**What needs to be done:** Without the pictures, repeat the listing character for character.

**Data records:**
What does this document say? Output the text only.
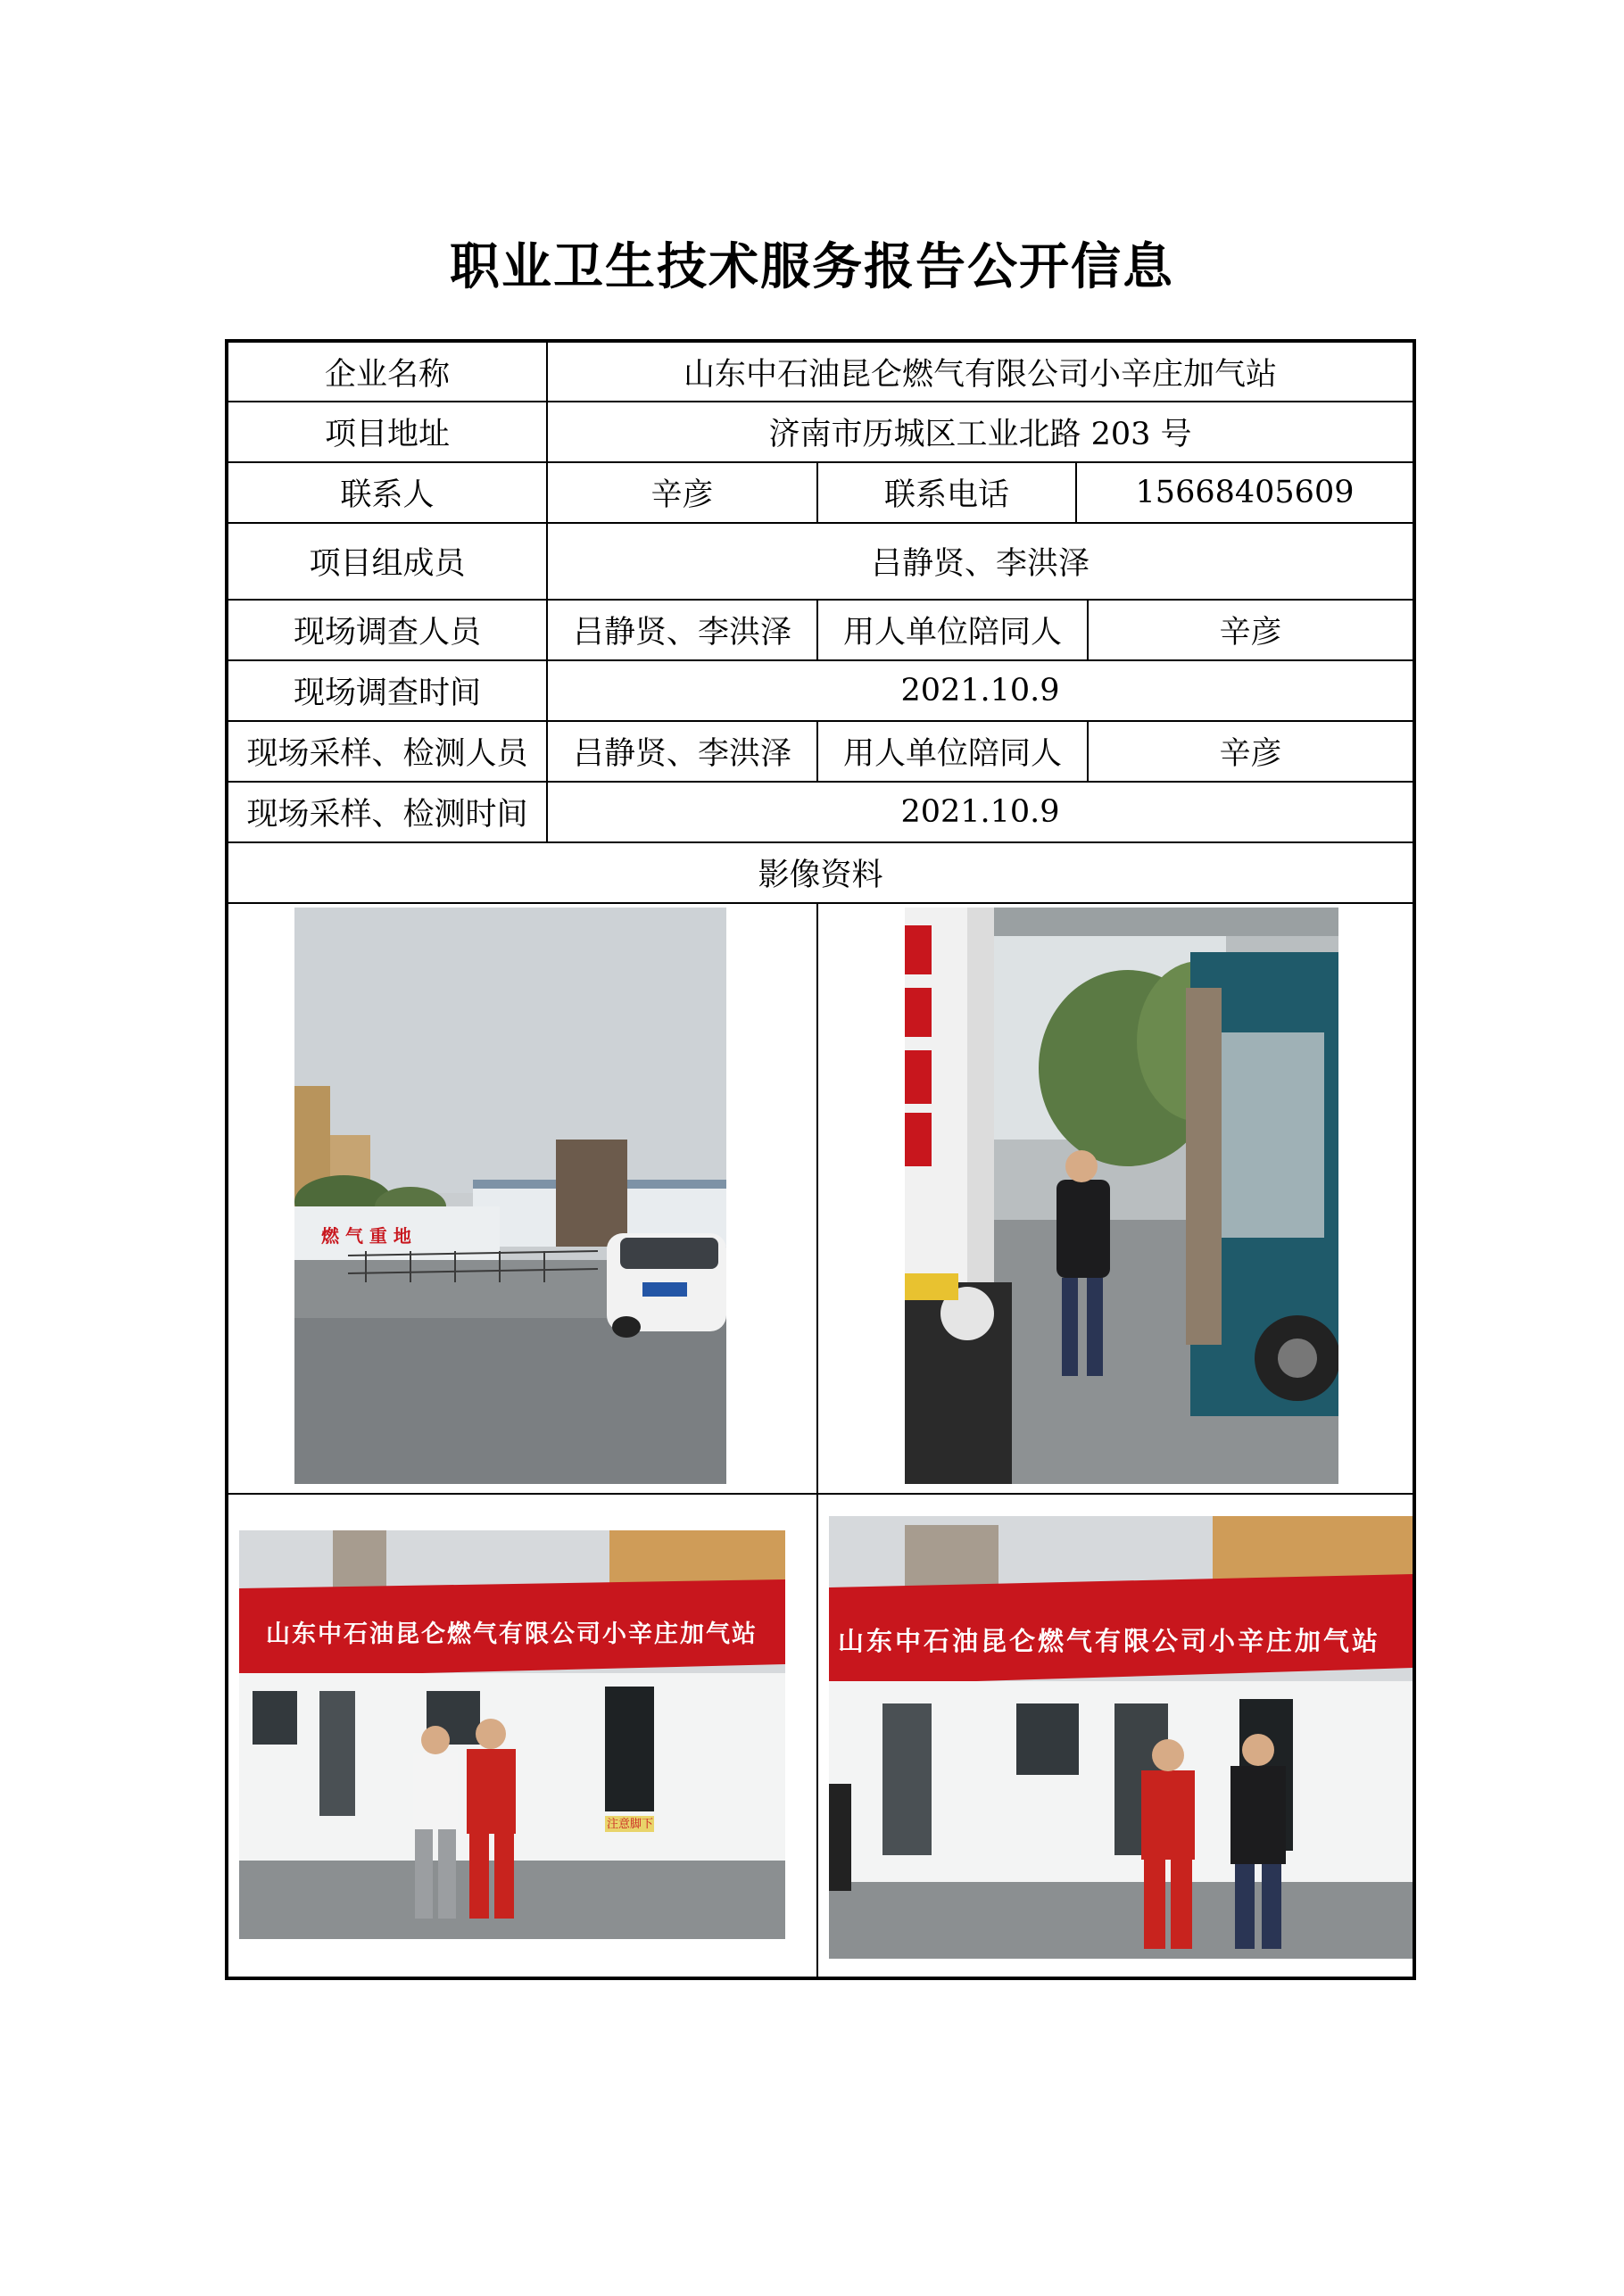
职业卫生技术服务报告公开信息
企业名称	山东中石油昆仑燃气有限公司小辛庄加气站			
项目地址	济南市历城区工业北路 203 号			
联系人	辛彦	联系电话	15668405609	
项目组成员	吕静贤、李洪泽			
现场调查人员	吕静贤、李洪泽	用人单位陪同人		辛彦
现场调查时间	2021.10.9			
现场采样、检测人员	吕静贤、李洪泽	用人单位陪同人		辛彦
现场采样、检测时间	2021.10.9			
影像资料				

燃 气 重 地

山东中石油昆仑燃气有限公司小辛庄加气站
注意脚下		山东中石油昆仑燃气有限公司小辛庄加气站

**Written solution:**
What does this document say? Output the text only.
职业卫生技术服务报告公开信息
企业名称	山东中石油昆仑燃气有限公司小辛庄加气站			
项目地址	济南市历城区工业北路 203 号			
联系人	辛彦	联系电话	15668405609	
项目组成员	吕静贤、李洪泽			
现场调查人员	吕静贤、李洪泽	用人单位陪同人		辛彦
现场调查时间	2021.10.9			
现场采样、检测人员	吕静贤、李洪泽	用人单位陪同人		辛彦
现场采样、检测时间	2021.10.9			
影像资料				

燃 气 重 地

山东中石油昆仑燃气有限公司小辛庄加气站
注意脚下		山东中石油昆仑燃气有限公司小辛庄加气站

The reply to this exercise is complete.